Stored records
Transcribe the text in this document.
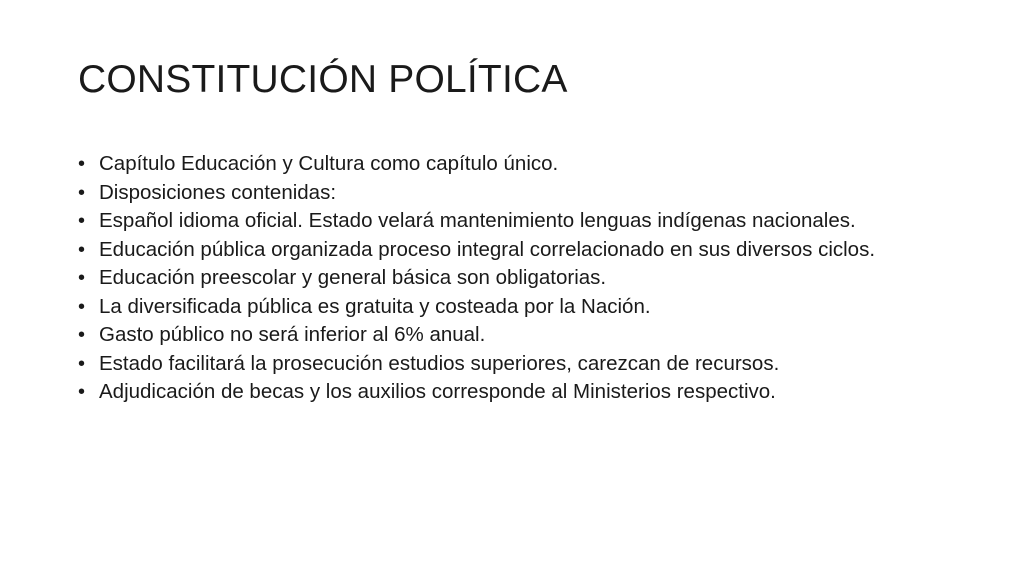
CONSTITUCIÓN POLÍTICA
• Capítulo Educación y Cultura como capítulo único.
• Disposiciones contenidas:
• Español idioma oficial. Estado velará mantenimiento lenguas indígenas nacionales.
• Educación pública organizada proceso integral correlacionado en sus diversos ciclos.
• Educación preescolar y general básica son obligatorias.
• La diversificada pública es gratuita y costeada por la Nación.
• Gasto público no será inferior al 6% anual.
• Estado facilitará la prosecución estudios superiores, carezcan de recursos.
• Adjudicación de becas y los auxilios corresponde al Ministerios respectivo.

● TO BE DONE: Work out how many lines in the records above contain the word "Educación", and give only that number.

● EXPECTED ANSWER: 3